Problem description: Find the string "Disability" in the records. Copy every line it appears in.

━━ Data to use

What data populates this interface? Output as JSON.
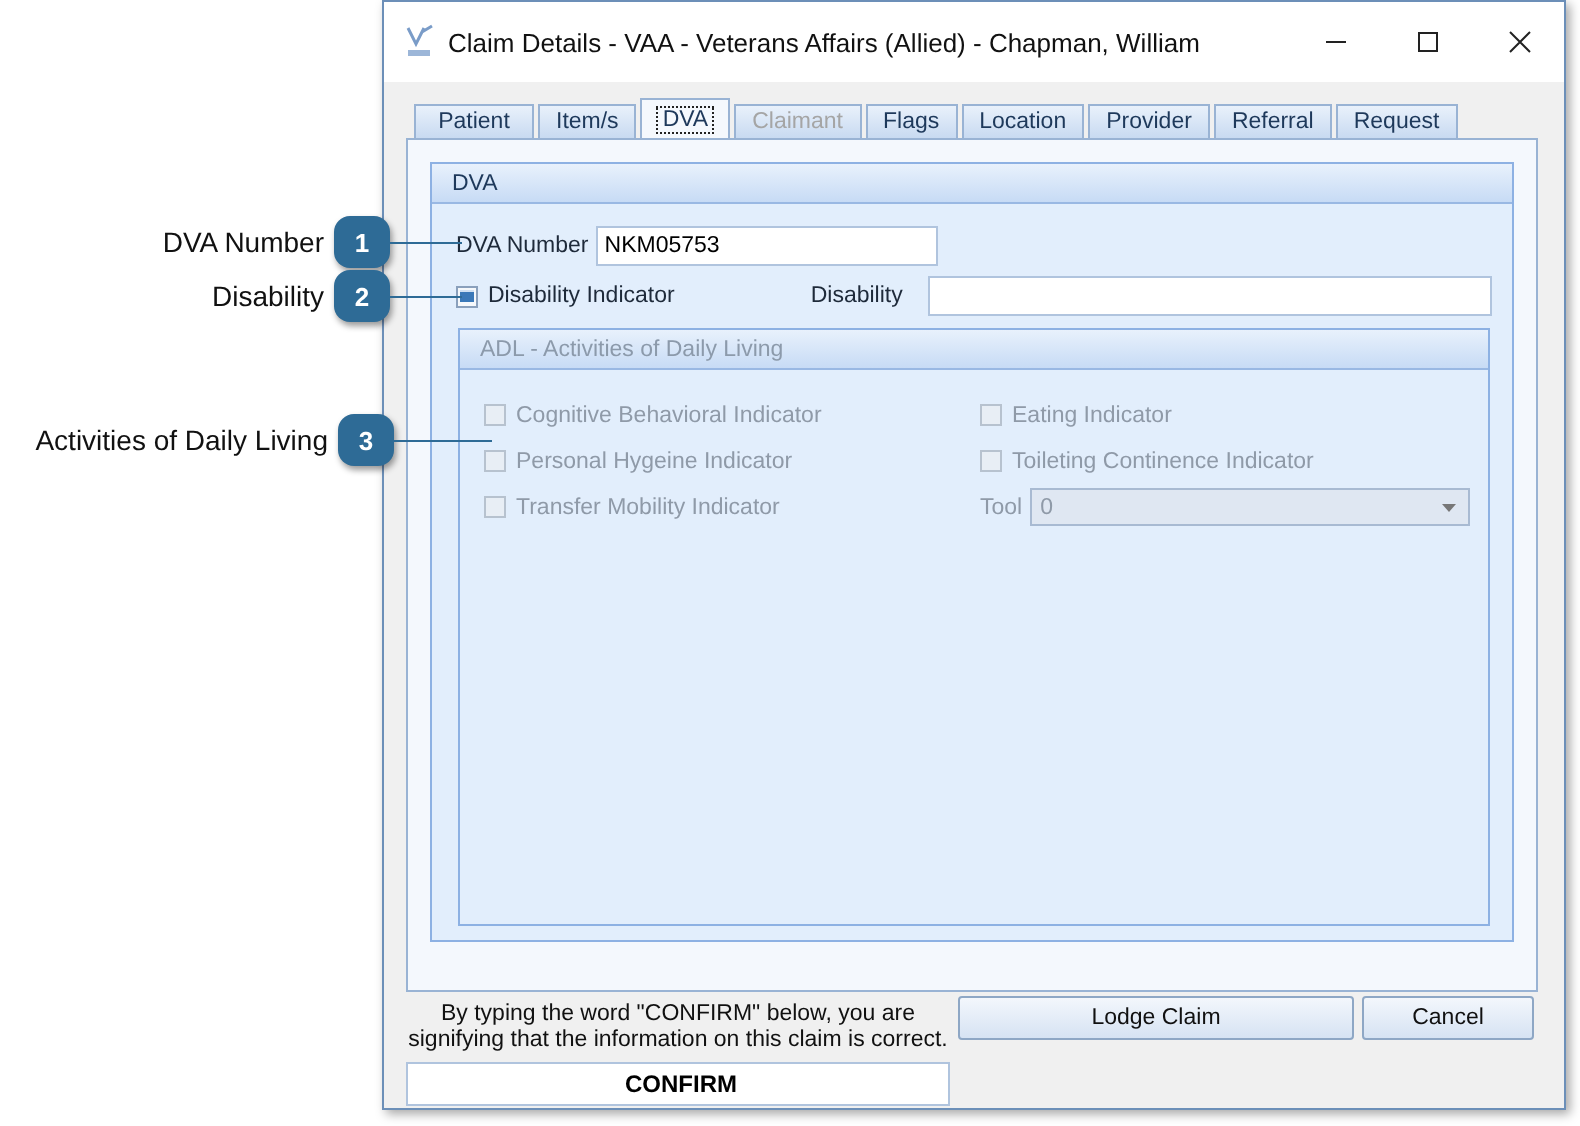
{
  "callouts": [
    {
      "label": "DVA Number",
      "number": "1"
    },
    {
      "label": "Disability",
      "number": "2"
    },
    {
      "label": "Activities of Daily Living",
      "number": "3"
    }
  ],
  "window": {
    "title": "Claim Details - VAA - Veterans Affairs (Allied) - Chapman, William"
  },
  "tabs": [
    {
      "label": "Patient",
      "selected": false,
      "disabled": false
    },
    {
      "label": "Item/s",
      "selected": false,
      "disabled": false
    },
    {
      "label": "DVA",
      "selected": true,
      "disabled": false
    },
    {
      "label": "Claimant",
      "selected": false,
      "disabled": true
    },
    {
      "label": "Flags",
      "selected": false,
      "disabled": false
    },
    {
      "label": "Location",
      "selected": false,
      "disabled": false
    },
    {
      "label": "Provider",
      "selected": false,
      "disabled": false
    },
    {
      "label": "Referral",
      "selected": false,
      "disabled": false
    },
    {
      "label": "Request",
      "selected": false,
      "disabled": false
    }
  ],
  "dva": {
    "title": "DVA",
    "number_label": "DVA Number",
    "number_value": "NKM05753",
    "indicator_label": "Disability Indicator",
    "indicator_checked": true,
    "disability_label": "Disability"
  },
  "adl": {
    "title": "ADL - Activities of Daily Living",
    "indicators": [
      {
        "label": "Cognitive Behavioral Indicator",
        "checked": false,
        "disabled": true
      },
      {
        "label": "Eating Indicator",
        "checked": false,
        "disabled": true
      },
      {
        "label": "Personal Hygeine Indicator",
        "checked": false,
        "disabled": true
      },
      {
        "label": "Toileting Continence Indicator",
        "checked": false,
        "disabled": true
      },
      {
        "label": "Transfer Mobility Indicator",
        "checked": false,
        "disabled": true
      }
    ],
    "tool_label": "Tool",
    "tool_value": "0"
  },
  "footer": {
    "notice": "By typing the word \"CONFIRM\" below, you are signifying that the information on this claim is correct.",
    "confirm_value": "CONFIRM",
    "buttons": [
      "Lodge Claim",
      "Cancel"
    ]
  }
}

━━━━

Problem solution:
      "label": "Disability",
    "indicator_label": "Disability Indicator",
    "disability_label": "Disability"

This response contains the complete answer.